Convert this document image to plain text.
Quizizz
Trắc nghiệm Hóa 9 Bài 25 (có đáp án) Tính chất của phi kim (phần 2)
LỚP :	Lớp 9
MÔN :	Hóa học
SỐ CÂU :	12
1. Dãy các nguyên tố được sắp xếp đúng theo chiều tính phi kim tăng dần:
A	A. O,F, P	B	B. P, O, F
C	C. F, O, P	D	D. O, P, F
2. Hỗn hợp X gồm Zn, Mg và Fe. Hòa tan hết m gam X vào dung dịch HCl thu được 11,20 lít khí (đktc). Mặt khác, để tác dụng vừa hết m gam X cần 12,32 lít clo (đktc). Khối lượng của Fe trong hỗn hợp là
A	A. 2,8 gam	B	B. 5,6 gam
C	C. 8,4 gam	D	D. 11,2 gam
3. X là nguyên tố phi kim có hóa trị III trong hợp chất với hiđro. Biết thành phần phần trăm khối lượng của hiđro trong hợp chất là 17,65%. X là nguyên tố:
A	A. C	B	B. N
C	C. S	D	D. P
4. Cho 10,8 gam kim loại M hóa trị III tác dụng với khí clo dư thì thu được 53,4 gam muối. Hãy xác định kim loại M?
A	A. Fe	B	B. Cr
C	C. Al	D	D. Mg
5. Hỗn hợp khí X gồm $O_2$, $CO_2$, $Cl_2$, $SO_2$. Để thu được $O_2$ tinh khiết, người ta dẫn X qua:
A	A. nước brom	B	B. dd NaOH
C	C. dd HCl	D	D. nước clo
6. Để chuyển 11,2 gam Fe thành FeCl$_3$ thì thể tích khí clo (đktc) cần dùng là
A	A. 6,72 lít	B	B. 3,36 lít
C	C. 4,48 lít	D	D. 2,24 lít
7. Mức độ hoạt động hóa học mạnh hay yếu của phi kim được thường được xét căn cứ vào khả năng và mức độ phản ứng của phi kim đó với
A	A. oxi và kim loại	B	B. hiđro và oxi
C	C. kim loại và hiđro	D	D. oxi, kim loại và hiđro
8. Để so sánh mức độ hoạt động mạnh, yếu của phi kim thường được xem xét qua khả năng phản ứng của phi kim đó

:: Set task ::
Search the lines for the string "lượng" and copy every line that has it.

:: Exercise output ::
2. Hỗn hợp X gồm Zn, Mg và Fe. Hòa tan hết m gam X vào dung dịch HCl thu được 11,20 lít khí (đktc). Mặt khác, để tác dụng vừa hết m gam X cần 12,32 lít clo (đktc). Khối lượng của Fe trong hỗn hợp là
3. X là nguyên tố phi kim có hóa trị III trong hợp chất với hiđro. Biết thành phần phần trăm khối lượng của hiđro trong hợp chất là 17,65%. X là nguyên tố:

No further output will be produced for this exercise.